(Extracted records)
- - - - - - -
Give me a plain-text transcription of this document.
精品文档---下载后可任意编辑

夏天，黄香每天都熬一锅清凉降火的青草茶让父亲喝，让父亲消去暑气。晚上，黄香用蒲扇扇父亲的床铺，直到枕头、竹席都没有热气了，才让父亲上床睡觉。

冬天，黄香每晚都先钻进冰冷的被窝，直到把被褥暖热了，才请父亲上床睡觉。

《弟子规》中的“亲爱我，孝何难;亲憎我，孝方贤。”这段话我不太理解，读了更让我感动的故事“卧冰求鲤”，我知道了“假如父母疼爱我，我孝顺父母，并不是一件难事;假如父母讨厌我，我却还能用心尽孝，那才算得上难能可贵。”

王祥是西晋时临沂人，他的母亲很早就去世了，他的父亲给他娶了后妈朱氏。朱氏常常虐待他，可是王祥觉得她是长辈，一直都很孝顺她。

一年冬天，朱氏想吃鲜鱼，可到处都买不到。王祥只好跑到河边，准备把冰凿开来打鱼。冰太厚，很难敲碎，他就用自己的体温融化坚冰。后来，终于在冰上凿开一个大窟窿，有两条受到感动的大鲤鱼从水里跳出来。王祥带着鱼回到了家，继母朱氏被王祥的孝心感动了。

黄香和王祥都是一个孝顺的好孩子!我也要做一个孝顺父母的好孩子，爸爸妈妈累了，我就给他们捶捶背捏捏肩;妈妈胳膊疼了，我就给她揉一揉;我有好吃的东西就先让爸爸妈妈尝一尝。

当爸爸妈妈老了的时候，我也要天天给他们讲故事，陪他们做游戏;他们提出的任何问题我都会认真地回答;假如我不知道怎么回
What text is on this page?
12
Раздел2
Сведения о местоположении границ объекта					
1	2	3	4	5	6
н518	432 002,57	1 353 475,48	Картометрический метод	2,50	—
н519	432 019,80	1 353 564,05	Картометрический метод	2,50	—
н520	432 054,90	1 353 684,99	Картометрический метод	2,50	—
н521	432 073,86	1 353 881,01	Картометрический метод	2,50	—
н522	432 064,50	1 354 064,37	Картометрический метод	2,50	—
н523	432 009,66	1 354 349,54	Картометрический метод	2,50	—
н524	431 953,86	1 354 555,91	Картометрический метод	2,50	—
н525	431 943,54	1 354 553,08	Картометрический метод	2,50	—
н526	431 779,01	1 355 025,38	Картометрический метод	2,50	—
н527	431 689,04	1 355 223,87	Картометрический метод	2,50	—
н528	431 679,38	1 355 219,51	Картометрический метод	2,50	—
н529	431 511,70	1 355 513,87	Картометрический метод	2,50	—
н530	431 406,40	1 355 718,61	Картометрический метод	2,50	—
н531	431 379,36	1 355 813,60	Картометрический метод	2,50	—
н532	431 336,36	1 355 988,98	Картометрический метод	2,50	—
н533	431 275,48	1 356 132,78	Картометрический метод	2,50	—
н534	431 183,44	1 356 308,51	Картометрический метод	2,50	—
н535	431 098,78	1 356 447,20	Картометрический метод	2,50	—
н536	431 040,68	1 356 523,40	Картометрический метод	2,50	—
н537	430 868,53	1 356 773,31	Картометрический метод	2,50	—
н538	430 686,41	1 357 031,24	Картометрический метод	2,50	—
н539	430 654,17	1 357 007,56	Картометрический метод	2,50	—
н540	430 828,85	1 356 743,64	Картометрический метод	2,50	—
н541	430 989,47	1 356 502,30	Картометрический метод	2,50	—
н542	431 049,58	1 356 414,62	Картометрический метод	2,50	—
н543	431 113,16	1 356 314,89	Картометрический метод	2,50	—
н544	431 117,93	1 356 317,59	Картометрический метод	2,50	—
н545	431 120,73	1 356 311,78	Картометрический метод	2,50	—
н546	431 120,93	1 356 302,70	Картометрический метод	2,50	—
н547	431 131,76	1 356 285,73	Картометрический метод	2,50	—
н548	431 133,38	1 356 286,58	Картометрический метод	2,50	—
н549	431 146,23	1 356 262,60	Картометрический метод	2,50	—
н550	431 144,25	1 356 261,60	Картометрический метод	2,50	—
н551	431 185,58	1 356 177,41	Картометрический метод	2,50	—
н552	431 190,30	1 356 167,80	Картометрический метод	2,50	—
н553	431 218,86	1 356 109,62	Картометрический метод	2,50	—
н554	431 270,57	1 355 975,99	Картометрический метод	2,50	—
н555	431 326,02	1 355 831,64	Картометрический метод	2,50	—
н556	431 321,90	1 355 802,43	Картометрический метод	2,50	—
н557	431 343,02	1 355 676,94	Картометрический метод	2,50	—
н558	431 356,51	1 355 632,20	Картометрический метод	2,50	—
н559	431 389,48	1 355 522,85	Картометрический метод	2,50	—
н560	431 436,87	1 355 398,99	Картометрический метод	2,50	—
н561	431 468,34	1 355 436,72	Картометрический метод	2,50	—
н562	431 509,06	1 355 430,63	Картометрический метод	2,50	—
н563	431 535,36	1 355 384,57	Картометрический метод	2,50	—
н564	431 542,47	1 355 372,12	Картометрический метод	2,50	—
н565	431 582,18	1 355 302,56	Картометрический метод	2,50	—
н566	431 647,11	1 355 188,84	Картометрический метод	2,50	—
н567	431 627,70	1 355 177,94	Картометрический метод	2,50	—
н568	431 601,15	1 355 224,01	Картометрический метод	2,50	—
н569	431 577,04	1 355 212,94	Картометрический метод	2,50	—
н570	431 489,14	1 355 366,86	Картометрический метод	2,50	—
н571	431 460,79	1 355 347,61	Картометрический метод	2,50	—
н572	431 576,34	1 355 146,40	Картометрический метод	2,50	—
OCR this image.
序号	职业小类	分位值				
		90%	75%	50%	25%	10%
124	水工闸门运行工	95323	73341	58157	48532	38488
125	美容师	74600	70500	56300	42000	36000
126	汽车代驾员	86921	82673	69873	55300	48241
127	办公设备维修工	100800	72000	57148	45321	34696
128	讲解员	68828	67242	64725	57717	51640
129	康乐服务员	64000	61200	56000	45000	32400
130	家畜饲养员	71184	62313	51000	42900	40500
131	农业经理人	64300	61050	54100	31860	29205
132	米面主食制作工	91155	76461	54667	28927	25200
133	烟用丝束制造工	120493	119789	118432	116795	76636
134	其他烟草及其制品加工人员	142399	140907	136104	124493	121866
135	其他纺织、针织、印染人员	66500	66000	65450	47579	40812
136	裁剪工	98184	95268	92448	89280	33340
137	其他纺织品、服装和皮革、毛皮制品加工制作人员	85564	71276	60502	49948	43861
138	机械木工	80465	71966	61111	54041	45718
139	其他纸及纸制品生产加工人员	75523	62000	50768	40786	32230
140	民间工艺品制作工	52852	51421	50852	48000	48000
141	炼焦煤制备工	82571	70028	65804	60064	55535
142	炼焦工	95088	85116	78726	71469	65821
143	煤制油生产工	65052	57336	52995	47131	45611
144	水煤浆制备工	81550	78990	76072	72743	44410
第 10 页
- - - - - - -
The exercise: Filter the entries down to the lines with the word "this" in them.

Reply:
Give me a plain-text transcription of this document.
What text is on this page?
OCR this image.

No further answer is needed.